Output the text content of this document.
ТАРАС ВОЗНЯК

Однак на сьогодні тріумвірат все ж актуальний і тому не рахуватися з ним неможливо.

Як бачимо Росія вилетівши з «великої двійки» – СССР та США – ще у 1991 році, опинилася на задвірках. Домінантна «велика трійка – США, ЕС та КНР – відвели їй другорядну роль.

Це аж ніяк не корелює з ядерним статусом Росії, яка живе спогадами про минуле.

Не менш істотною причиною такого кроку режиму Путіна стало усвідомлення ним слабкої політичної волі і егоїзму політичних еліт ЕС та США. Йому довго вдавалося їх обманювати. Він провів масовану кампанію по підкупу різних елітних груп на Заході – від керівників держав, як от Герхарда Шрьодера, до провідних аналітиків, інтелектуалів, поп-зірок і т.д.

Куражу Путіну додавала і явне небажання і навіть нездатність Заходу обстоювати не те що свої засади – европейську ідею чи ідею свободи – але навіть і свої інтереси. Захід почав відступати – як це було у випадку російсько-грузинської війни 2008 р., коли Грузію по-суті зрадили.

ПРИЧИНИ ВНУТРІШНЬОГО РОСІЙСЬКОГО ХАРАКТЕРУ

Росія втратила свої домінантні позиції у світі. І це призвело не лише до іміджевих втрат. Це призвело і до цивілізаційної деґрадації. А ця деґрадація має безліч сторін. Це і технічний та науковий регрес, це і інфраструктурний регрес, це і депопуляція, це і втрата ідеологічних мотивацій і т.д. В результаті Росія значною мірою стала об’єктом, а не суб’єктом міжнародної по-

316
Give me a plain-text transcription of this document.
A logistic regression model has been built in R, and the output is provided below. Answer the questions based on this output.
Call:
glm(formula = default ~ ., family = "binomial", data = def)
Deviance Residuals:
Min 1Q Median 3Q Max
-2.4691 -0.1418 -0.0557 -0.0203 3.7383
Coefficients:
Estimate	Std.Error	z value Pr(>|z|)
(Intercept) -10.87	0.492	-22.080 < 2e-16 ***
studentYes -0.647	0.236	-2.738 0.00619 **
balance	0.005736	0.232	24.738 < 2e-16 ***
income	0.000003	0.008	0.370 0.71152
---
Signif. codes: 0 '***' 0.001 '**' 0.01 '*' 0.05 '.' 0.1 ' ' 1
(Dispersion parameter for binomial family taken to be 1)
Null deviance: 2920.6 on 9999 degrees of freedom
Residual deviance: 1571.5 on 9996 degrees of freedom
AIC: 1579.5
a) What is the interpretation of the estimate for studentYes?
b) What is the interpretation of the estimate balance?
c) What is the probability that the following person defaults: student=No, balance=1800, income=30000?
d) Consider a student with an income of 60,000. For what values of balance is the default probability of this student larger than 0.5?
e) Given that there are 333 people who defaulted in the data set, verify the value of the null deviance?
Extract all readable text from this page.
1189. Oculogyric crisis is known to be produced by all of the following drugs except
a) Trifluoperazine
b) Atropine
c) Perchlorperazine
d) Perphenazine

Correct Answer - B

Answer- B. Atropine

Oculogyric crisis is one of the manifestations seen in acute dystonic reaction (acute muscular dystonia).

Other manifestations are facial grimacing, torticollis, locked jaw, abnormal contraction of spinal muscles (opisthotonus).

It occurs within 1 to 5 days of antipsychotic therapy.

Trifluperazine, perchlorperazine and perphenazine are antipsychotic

================================

▸ **PROBLEM DETAILS**: Write out once more the lines above beginning at the line with "Extract all readable text from this page."; continue through the final line and stop there.

▸ **OUTPUT OF THE TASK**:
Extract all readable text from this page.
1189. Oculogyric crisis is known to be produced by all of the following drugs except
a) Trifluoperazine
b) Atropine
c) Perchlorperazine
d) Perphenazine

Correct Answer - B

Answer- B. Atropine

Oculogyric crisis is one of the manifestations seen in acute dystonic reaction (acute muscular dystonia).

Other manifestations are facial grimacing, torticollis, locked jaw, abnormal contraction of spinal muscles (opisthotonus).

It occurs within 1 to 5 days of antipsychotic therapy.

Trifluperazine, perchlorperazine and perphenazine are antipsychotic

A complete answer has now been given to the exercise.